**DIRECTIONS FOR THIS TASK**
Your task is to restate the data word for word.

-- Begin DATA PROVIDED --

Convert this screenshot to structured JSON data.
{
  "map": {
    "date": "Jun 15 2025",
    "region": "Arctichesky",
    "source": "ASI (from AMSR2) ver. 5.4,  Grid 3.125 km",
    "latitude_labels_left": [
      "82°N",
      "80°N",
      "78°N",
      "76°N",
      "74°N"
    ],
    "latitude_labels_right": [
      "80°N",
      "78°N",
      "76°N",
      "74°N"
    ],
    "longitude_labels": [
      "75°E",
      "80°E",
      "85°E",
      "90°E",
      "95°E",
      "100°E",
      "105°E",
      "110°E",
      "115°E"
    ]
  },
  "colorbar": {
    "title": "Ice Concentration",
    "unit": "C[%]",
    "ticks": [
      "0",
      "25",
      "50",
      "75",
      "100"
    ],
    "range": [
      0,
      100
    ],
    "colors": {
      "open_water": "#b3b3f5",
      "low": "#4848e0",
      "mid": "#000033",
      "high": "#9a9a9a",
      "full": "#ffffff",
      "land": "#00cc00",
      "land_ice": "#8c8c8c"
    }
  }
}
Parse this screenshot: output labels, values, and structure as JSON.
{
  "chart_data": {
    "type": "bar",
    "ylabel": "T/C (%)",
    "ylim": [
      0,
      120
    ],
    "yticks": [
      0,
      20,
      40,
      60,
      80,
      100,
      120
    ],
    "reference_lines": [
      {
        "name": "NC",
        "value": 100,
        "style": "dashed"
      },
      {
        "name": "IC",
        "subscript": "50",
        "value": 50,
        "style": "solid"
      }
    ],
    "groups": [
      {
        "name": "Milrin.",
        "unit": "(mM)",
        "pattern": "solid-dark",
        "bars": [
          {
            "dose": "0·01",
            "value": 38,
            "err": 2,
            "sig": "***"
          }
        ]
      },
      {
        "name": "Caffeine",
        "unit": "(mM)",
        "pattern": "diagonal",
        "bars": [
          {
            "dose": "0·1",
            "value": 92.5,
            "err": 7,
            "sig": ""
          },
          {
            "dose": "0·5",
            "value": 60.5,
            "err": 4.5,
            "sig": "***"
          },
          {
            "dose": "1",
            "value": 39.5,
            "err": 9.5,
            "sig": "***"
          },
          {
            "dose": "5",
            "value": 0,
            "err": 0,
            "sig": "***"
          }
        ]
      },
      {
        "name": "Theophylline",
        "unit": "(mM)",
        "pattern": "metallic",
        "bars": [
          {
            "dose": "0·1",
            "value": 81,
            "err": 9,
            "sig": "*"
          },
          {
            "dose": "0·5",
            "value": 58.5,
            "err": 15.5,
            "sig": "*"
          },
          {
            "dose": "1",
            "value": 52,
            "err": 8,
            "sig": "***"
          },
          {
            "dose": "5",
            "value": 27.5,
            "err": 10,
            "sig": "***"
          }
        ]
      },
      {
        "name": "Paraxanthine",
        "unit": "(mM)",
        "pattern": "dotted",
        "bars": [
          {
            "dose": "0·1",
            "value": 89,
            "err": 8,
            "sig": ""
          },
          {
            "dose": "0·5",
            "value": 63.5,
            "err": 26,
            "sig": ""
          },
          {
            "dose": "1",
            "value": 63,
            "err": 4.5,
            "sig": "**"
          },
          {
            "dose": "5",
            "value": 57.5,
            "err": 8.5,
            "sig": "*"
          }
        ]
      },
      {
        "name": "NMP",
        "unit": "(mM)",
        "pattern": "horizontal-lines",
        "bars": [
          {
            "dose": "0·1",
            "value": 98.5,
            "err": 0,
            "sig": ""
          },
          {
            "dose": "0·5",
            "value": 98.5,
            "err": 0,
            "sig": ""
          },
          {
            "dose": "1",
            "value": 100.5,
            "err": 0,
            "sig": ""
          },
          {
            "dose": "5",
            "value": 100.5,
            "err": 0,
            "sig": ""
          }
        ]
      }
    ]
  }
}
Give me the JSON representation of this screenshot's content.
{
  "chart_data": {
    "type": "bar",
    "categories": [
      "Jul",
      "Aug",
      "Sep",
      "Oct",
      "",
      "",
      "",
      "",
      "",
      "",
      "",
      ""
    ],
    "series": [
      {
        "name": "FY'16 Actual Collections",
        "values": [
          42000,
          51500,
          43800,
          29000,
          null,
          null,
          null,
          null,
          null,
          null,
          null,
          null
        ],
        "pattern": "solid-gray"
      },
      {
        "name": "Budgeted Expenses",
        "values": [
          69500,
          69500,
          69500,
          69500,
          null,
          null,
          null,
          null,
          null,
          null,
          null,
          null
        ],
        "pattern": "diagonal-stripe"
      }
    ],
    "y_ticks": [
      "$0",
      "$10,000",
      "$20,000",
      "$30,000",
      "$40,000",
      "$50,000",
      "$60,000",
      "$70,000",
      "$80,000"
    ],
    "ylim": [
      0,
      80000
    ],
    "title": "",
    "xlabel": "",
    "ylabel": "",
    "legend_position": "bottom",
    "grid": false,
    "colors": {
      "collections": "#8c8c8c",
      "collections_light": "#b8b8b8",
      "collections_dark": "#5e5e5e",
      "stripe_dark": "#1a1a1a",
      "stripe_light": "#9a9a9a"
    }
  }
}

-- End DATA PROVIDED --

**RESPONSE TO THE TASK**
Convert this screenshot to structured JSON data.
{
  "map": {
    "date": "Jun 15 2025",
    "region": "Arctichesky",
    "source": "ASI (from AMSR2) ver. 5.4,  Grid 3.125 km",
    "latitude_labels_left": [
      "82°N",
      "80°N",
      "78°N",
      "76°N",
      "74°N"
    ],
    "latitude_labels_right": [
      "80°N",
      "78°N",
      "76°N",
      "74°N"
    ],
    "longitude_labels": [
      "75°E",
      "80°E",
      "85°E",
      "90°E",
      "95°E",
      "100°E",
      "105°E",
      "110°E",
      "115°E"
    ]
  },
  "colorbar": {
    "title": "Ice Concentration",
    "unit": "C[%]",
    "ticks": [
      "0",
      "25",
      "50",
      "75",
      "100"
    ],
    "range": [
      0,
      100
    ],
    "colors": {
      "open_water": "#b3b3f5",
      "low": "#4848e0",
      "mid": "#000033",
      "high": "#9a9a9a",
      "full": "#ffffff",
      "land": "#00cc00",
      "land_ice": "#8c8c8c"
    }
  }
}
Parse this screenshot: output labels, values, and structure as JSON.
{
  "chart_data": {
    "type": "bar",
    "ylabel": "T/C (%)",
    "ylim": [
      0,
      120
    ],
    "yticks": [
      0,
      20,
      40,
      60,
      80,
      100,
      120
    ],
    "reference_lines": [
      {
        "name": "NC",
        "value": 100,
        "style": "dashed"
      },
      {
        "name": "IC",
        "subscript": "50",
        "value": 50,
        "style": "solid"
      }
    ],
    "groups": [
      {
        "name": "Milrin.",
        "unit": "(mM)",
        "pattern": "solid-dark",
        "bars": [
          {
            "dose": "0·01",
            "value": 38,
            "err": 2,
            "sig": "***"
          }
        ]
      },
      {
        "name": "Caffeine",
        "unit": "(mM)",
        "pattern": "diagonal",
        "bars": [
          {
            "dose": "0·1",
            "value": 92.5,
            "err": 7,
            "sig": ""
          },
          {
            "dose": "0·5",
            "value": 60.5,
            "err": 4.5,
            "sig": "***"
          },
          {
            "dose": "1",
            "value": 39.5,
            "err": 9.5,
            "sig": "***"
          },
          {
            "dose": "5",
            "value": 0,
            "err": 0,
            "sig": "***"
          }
        ]
      },
      {
        "name": "Theophylline",
        "unit": "(mM)",
        "pattern": "metallic",
        "bars": [
          {
            "dose": "0·1",
            "value": 81,
            "err": 9,
            "sig": "*"
          },
          {
            "dose": "0·5",
            "value": 58.5,
            "err": 15.5,
            "sig": "*"
          },
          {
            "dose": "1",
            "value": 52,
            "err": 8,
            "sig": "***"
          },
          {
            "dose": "5",
            "value": 27.5,
            "err": 10,
            "sig": "***"
          }
        ]
      },
      {
        "name": "Paraxanthine",
        "unit": "(mM)",
        "pattern": "dotted",
        "bars": [
          {
            "dose": "0·1",
            "value": 89,
            "err": 8,
            "sig": ""
          },
          {
            "dose": "0·5",
            "value": 63.5,
            "err": 26,
            "sig": ""
          },
          {
            "dose": "1",
            "value": 63,
            "err": 4.5,
            "sig": "**"
          },
          {
            "dose": "5",
            "value": 57.5,
            "err": 8.5,
            "sig": "*"
          }
        ]
      },
      {
        "name": "NMP",
        "unit": "(mM)",
        "pattern": "horizontal-lines",
        "bars": [
          {
            "dose": "0·1",
            "value": 98.5,
            "err": 0,
            "sig": ""
          },
          {
            "dose": "0·5",
            "value": 98.5,
            "err": 0,
            "sig": ""
          },
          {
            "dose": "1",
            "value": 100.5,
            "err": 0,
            "sig": ""
          },
          {
            "dose": "5",
            "value": 100.5,
            "err": 0,
            "sig": ""
          }
        ]
      }
    ]
  }
}
Give me the JSON representation of this screenshot's content.
{
  "chart_data": {
    "type": "bar",
    "categories": [
      "Jul",
      "Aug",
      "Sep",
      "Oct",
      "",
      "",
      "",
      "",
      "",
      "",
      "",
      ""
    ],
    "series": [
      {
        "name": "FY'16 Actual Collections",
        "values": [
          42000,
          51500,
          43800,
          29000,
          null,
          null,
          null,
          null,
          null,
          null,
          null,
          null
        ],
        "pattern": "solid-gray"
      },
      {
        "name": "Budgeted Expenses",
        "values": [
          69500,
          69500,
          69500,
          69500,
          null,
          null,
          null,
          null,
          null,
          null,
          null,
          null
        ],
        "pattern": "diagonal-stripe"
      }
    ],
    "y_ticks": [
      "$0",
      "$10,000",
      "$20,000",
      "$30,000",
      "$40,000",
      "$50,000",
      "$60,000",
      "$70,000",
      "$80,000"
    ],
    "ylim": [
      0,
      80000
    ],
    "title": "",
    "xlabel": "",
    "ylabel": "",
    "legend_position": "bottom",
    "grid": false,
    "colors": {
      "collections": "#8c8c8c",
      "collections_light": "#b8b8b8",
      "collections_dark": "#5e5e5e",
      "stripe_dark": "#1a1a1a",
      "stripe_light": "#9a9a9a"
    }
  }
}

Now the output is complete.